-- RECORD LIST start --

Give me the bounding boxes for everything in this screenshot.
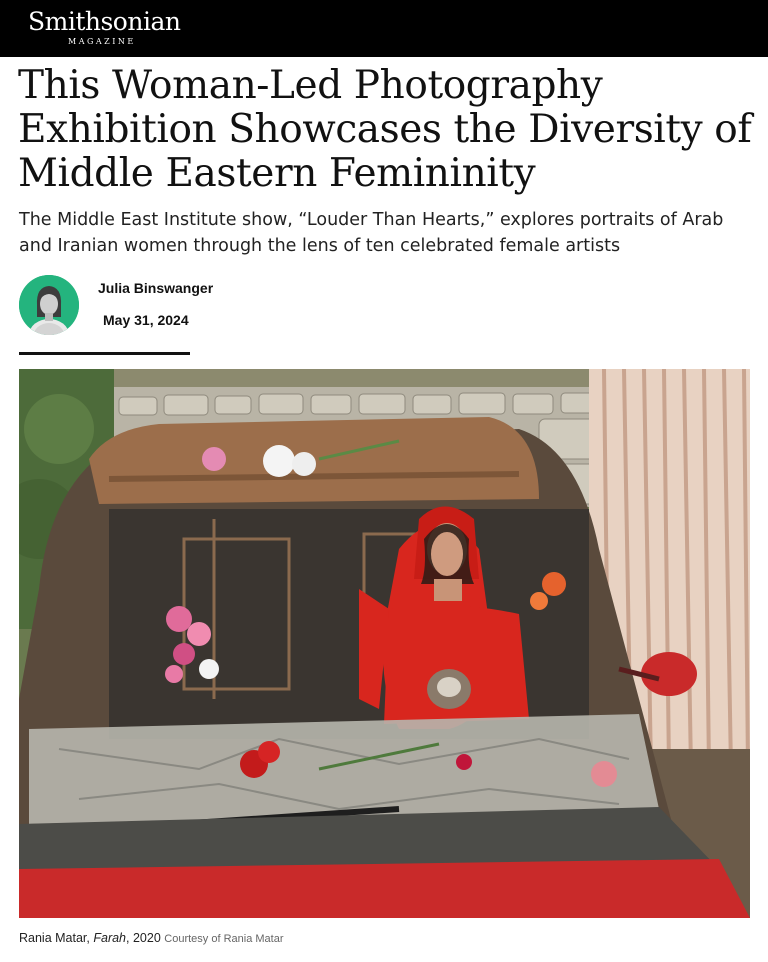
hero-image-illustration (19, 369, 750, 918)
author-avatar[interactable] (19, 275, 79, 335)
avatar-portrait (19, 275, 79, 335)
smithsonian-logo[interactable]: Smithsonian MAGAZINE (28, 7, 181, 47)
caption-year: , 2020 (126, 931, 161, 945)
photo-caption: Rania Matar, Farah, 2020 Courtesy of Ran… (19, 931, 283, 945)
hero-photograph (19, 369, 750, 918)
byline-divider (19, 352, 190, 355)
logo-wordmark: Smithsonian (28, 7, 181, 36)
caption-title: Farah (93, 931, 127, 945)
logo-subtitle: MAGAZINE (68, 37, 136, 46)
caption-artist: Rania Matar, (19, 931, 90, 945)
publish-date: May 31, 2024 (103, 312, 189, 328)
article-dek: The Middle East Institute show, “Louder … (19, 210, 724, 256)
caption-credit: Courtesy of Rania Matar (164, 933, 284, 945)
author-name-link[interactable]: Julia Binswanger (98, 280, 213, 296)
site-header: Smithsonian MAGAZINE (0, 0, 768, 57)
article-headline: This Woman-Led Photography Exhibition Sh… (18, 63, 752, 196)
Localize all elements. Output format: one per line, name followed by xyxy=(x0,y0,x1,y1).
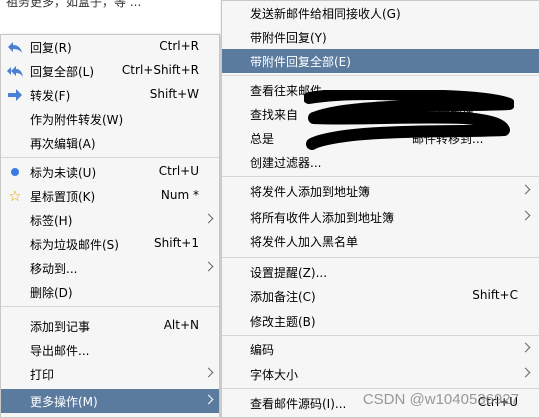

-- RECORD LIST end --

**SHORT EXERCISE**
Reproduce word for word the lines of the data items above, from the first line through the line containing "article-headline: This Woman-Led", including both. Omit the pictures from your answer.

**ANSWER FOR THIS EXERCISE**
Give me the bounding boxes for everything in this screenshot.
hero-image-illustration (19, 369, 750, 918)
author-avatar[interactable] (19, 275, 79, 335)
avatar-portrait (19, 275, 79, 335)
smithsonian-logo[interactable]: Smithsonian MAGAZINE (28, 7, 181, 47)
caption-year: , 2020 (126, 931, 161, 945)
photo-caption: Rania Matar, Farah, 2020 Courtesy of Ran… (19, 931, 283, 945)
hero-photograph (19, 369, 750, 918)
byline-divider (19, 352, 190, 355)
logo-wordmark: Smithsonian (28, 7, 181, 36)
caption-title: Farah (93, 931, 127, 945)
logo-subtitle: MAGAZINE (68, 37, 136, 46)
caption-artist: Rania Matar, (19, 931, 90, 945)
publish-date: May 31, 2024 (103, 312, 189, 328)
article-dek: The Middle East Institute show, “Louder … (19, 210, 724, 256)
caption-credit: Courtesy of Rania Matar (164, 933, 284, 945)
author-name-link[interactable]: Julia Binswanger (98, 280, 213, 296)
site-header: Smithsonian MAGAZINE (0, 0, 768, 57)
article-headline: This Woman-Led Photography Exhibition Sh… (18, 63, 752, 196)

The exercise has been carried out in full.